━━━━━ PROVIDED RECORDS

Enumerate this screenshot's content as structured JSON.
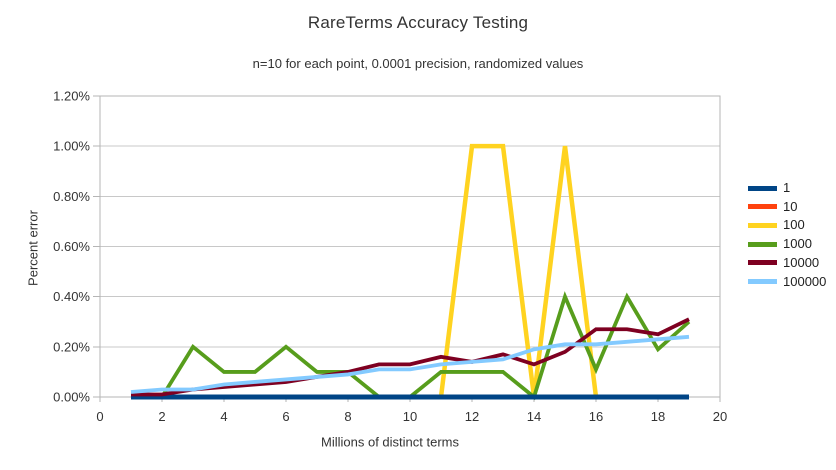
{
  "chart_data": {
    "type": "line",
    "title": "RareTerms Accuracy Testing",
    "subtitle": "n=10 for each point, 0.0001 precision, randomized values",
    "xlabel": "Millions of distinct terms",
    "ylabel": "Percent error",
    "xlim": [
      0,
      20
    ],
    "ylim_percent": [
      0,
      1.2
    ],
    "grid": "horizontal",
    "legend_position": "right",
    "x_ticks": [
      0,
      2,
      4,
      6,
      8,
      10,
      12,
      14,
      16,
      18,
      20
    ],
    "y_ticks": [
      {
        "value": 0.0,
        "label": "0.00%"
      },
      {
        "value": 0.2,
        "label": "0.20%"
      },
      {
        "value": 0.4,
        "label": "0.40%"
      },
      {
        "value": 0.6,
        "label": "0.60%"
      },
      {
        "value": 0.8,
        "label": "0.80%"
      },
      {
        "value": 1.0,
        "label": "1.00%"
      },
      {
        "value": 1.2,
        "label": "1.20%"
      }
    ],
    "x": [
      1,
      2,
      3,
      4,
      5,
      6,
      7,
      8,
      9,
      10,
      11,
      12,
      13,
      14,
      15,
      16,
      17,
      18,
      19
    ],
    "series": [
      {
        "name": "1",
        "color": "#004586",
        "values": [
          0,
          0,
          0,
          0,
          0,
          0,
          0,
          0,
          0,
          0,
          0,
          0,
          0,
          0,
          0,
          0,
          0,
          0,
          0
        ]
      },
      {
        "name": "10",
        "color": "#ff420e",
        "values": [
          0,
          0,
          0,
          0,
          0,
          0,
          0,
          0,
          0,
          0,
          0,
          0,
          0,
          0,
          0,
          0,
          0,
          0,
          0
        ]
      },
      {
        "name": "100",
        "color": "#ffd320",
        "values": [
          0,
          0,
          0,
          0,
          0,
          0,
          0,
          0,
          0,
          0,
          0,
          1.0,
          1.0,
          0,
          1.0,
          0,
          0,
          0,
          0
        ]
      },
      {
        "name": "1000",
        "color": "#579d1c",
        "values": [
          0,
          0,
          0.2,
          0.1,
          0.1,
          0.2,
          0.1,
          0.1,
          0,
          0,
          0.1,
          0.1,
          0.1,
          0,
          0.4,
          0.11,
          0.4,
          0.19,
          0.3
        ]
      },
      {
        "name": "10000",
        "color": "#7e0021",
        "values": [
          0.01,
          0.01,
          0.03,
          0.04,
          0.05,
          0.06,
          0.08,
          0.1,
          0.13,
          0.13,
          0.16,
          0.14,
          0.17,
          0.13,
          0.18,
          0.27,
          0.27,
          0.25,
          0.31
        ]
      },
      {
        "name": "100000",
        "color": "#83caff",
        "values": [
          0.02,
          0.03,
          0.03,
          0.05,
          0.06,
          0.07,
          0.08,
          0.09,
          0.11,
          0.11,
          0.13,
          0.14,
          0.15,
          0.19,
          0.21,
          0.21,
          0.22,
          0.23,
          0.24
        ]
      }
    ]
  }
}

━━━━━━━━━━

TASK REQUIREMENTS →
Count up the lines in the listing that hold the word "color", and give that number only.

RESULT FOR THIS TASK →
6